**Given task:**
The exercise asks you to copy every line below in which "color" appears.

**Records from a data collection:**

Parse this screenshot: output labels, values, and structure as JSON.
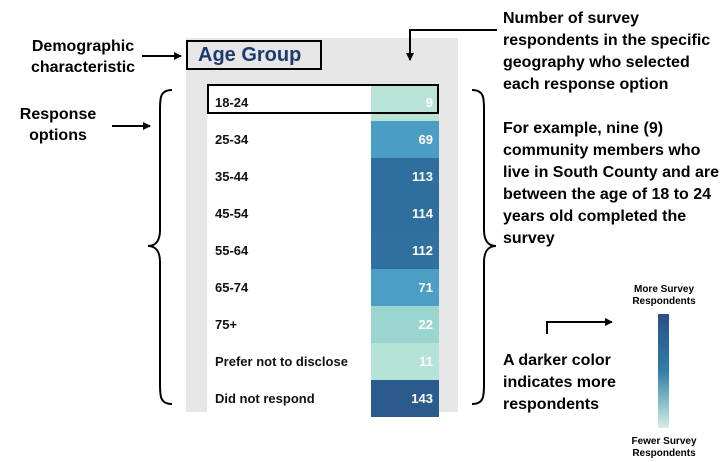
{
  "title": "Age Group",
  "labels": {
    "demographic": "Demographic characteristic",
    "response_options": "Response options",
    "count_note": "Number of survey respondents in the specific geography who selected each response option",
    "example_note": "For example, nine (9) community members who live in South County and are between the age of 18 to 24 years old completed the survey",
    "color_note": "A darker color indicates more respondents",
    "scale_top": "More Survey Respondents",
    "scale_bottom": "Fewer Survey Respondents"
  },
  "chart_data": {
    "type": "table",
    "title": "Age Group",
    "rows": [
      {
        "label": "18-24",
        "value": 9,
        "color": "#b9e3d8"
      },
      {
        "label": "25-34",
        "value": 69,
        "color": "#4a9ec4"
      },
      {
        "label": "35-44",
        "value": 113,
        "color": "#2f6fa0"
      },
      {
        "label": "45-54",
        "value": 114,
        "color": "#2f6fa0"
      },
      {
        "label": "55-64",
        "value": 112,
        "color": "#3071a2"
      },
      {
        "label": "65-74",
        "value": 71,
        "color": "#4b9fc4"
      },
      {
        "label": "75+",
        "value": 22,
        "color": "#9bd5cf"
      },
      {
        "label": "Prefer not to disclose",
        "value": 11,
        "color": "#b6e3d8"
      },
      {
        "label": "Did not respond",
        "value": 143,
        "color": "#2b5a8c"
      }
    ]
  }
}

**Correct result:**
    "color_note": "A darker color indicates more respondents",
        "color": "#b9e3d8"
        "color": "#4a9ec4"
        "color": "#2f6fa0"
        "color": "#2f6fa0"
        "color": "#3071a2"
        "color": "#4b9fc4"
        "color": "#9bd5cf"
        "color": "#b6e3d8"
        "color": "#2b5a8c"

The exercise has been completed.